[Begin]
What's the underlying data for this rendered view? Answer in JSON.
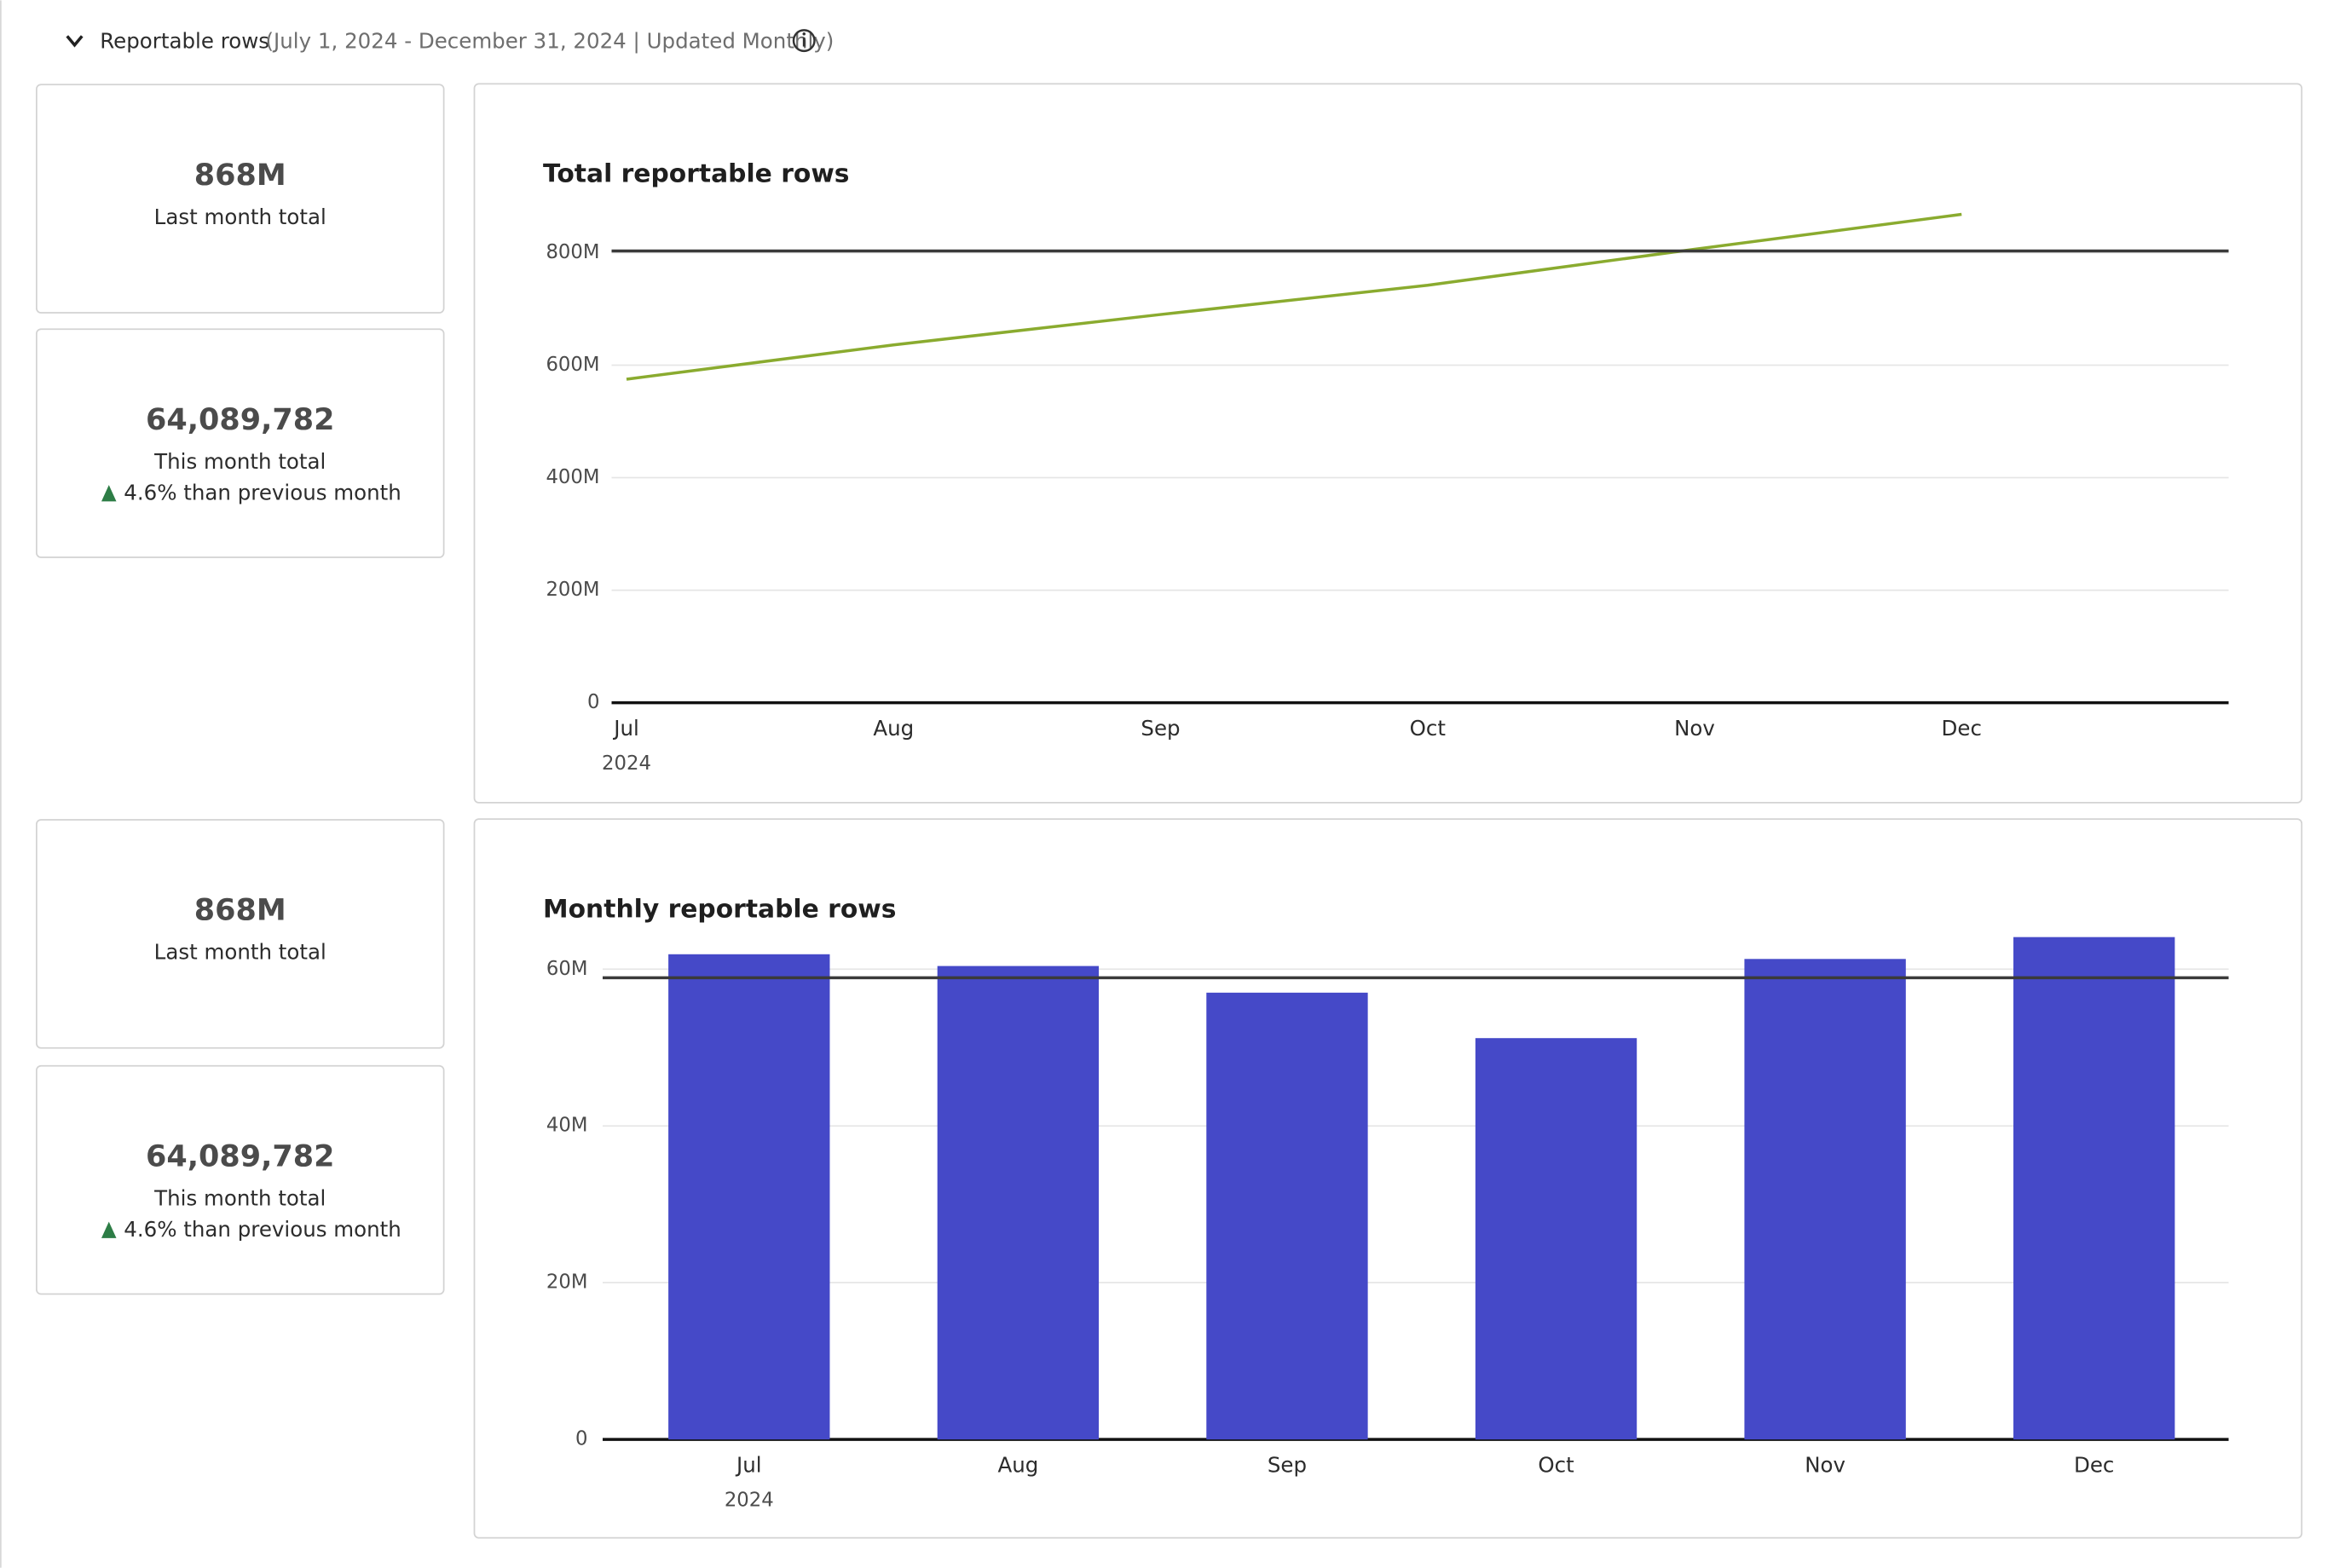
{
  "header": {
    "title": "Reportable rows",
    "subtitle": "(July 1, 2024 - December 31, 2024 | Updated Monthly)"
  },
  "cards": [
    [
      {
        "value": "868M",
        "label": "Last month total"
      },
      {
        "value": "64,089,782",
        "label": "This month total",
        "change": "4.6% than previous month"
      }
    ],
    [
      {
        "value": "868M",
        "label": "Last month total"
      },
      {
        "value": "64,089,782",
        "label": "This month total",
        "change": "4.6% than previous month"
      }
    ]
  ],
  "chart_data": [
    {
      "type": "line",
      "title": "Total reportable rows",
      "categories": [
        "Jul",
        "Aug",
        "Sep",
        "Oct",
        "Nov",
        "Dec"
      ],
      "year": "2024",
      "values": [
        575,
        636,
        690,
        742,
        806,
        868
      ],
      "color": "#8aab2f",
      "ylim": [
        0,
        880
      ],
      "yticks": [
        0,
        {
          "value": 200,
          "label": "200M"
        },
        {
          "value": 400,
          "label": "400M"
        },
        {
          "value": 600,
          "label": "600M"
        },
        {
          "value": 800,
          "label": "800M"
        }
      ],
      "reference_line": 803,
      "grid": true
    },
    {
      "type": "bar",
      "title": "Monthly reportable rows",
      "categories": [
        "Jul",
        "Aug",
        "Sep",
        "Oct",
        "Nov",
        "Dec"
      ],
      "year": "2024",
      "values": [
        61.9,
        60.4,
        57.0,
        51.2,
        61.3,
        64.09
      ],
      "color": "#4549c8",
      "ylim": [
        0,
        64.5
      ],
      "yticks": [
        0,
        {
          "value": 20,
          "label": "20M"
        },
        {
          "value": 40,
          "label": "40M"
        },
        {
          "value": 60,
          "label": "60M"
        }
      ],
      "reference_line": 58.9,
      "grid": true
    }
  ]
}
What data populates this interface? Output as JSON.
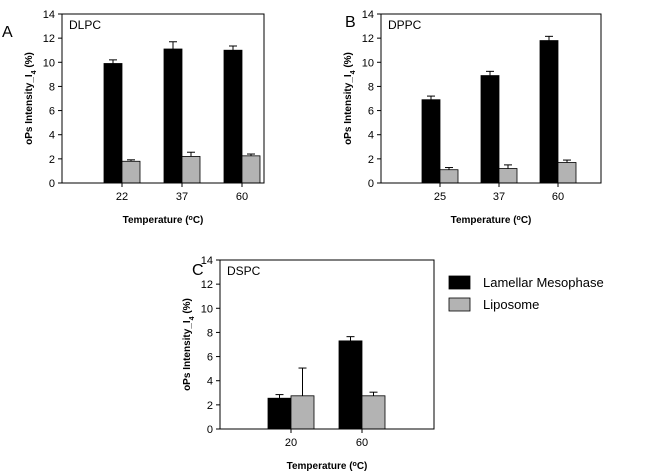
{
  "legend": [
    {
      "name": "Lamellar Mesophase",
      "color": "#000000"
    },
    {
      "name": "Liposome",
      "color": "#b3b3b3"
    }
  ],
  "chart_data": [
    {
      "type": "bar",
      "panel": "A",
      "label": "DLPC",
      "categories": [
        "22",
        "37",
        "60"
      ],
      "series": [
        {
          "name": "Lamellar Mesophase",
          "values": [
            9.9,
            11.1,
            11.0
          ],
          "errors": [
            0.3,
            0.6,
            0.35
          ]
        },
        {
          "name": "Liposome",
          "values": [
            1.8,
            2.2,
            2.25
          ],
          "errors": [
            0.12,
            0.35,
            0.15
          ]
        }
      ],
      "xlabel": "Temperature (",
      "xlabel_sup": "o",
      "xlabel_end": "C)",
      "ylabel": "oPs Intensity_I",
      "ylabel_sub": "4",
      "ylabel_end": " (%)",
      "ylim": [
        0,
        14
      ],
      "yticks": [
        "0",
        "2",
        "4",
        "6",
        "8",
        "10",
        "12",
        "14"
      ]
    },
    {
      "type": "bar",
      "panel": "B",
      "label": "DPPC",
      "categories": [
        "25",
        "37",
        "60"
      ],
      "series": [
        {
          "name": "Lamellar Mesophase",
          "values": [
            6.9,
            8.9,
            11.8
          ],
          "errors": [
            0.3,
            0.35,
            0.35
          ]
        },
        {
          "name": "Liposome",
          "values": [
            1.1,
            1.2,
            1.7
          ],
          "errors": [
            0.18,
            0.3,
            0.2
          ]
        }
      ],
      "xlabel": "Temperature (",
      "xlabel_sup": "o",
      "xlabel_end": "C)",
      "ylabel": "oPs Intensity_I",
      "ylabel_sub": "4",
      "ylabel_end": " (%)",
      "ylim": [
        0,
        14
      ],
      "yticks": [
        "0",
        "2",
        "4",
        "6",
        "8",
        "10",
        "12",
        "14"
      ]
    },
    {
      "type": "bar",
      "panel": "C",
      "label": "DSPC",
      "categories": [
        "20",
        "60"
      ],
      "series": [
        {
          "name": "Lamellar Mesophase",
          "values": [
            2.55,
            7.3
          ],
          "errors": [
            0.3,
            0.35
          ]
        },
        {
          "name": "Liposome",
          "values": [
            2.75,
            2.75
          ],
          "errors": [
            2.3,
            0.3
          ]
        }
      ],
      "xlabel": "Temperature (",
      "xlabel_sup": "o",
      "xlabel_end": "C)",
      "ylabel": "oPs Intensity_I",
      "ylabel_sub": "4",
      "ylabel_end": " (%)",
      "ylim": [
        0,
        14
      ],
      "yticks": [
        "0",
        "2",
        "4",
        "6",
        "8",
        "10",
        "12",
        "14"
      ]
    }
  ]
}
[End]
> _REQUIREMENT_
Filter the entries and copy out every line with the word "What".

> _RESPONSE_
What's the underlying data for this rendered view? Answer in JSON.
What data populates this interface? Output as JSON.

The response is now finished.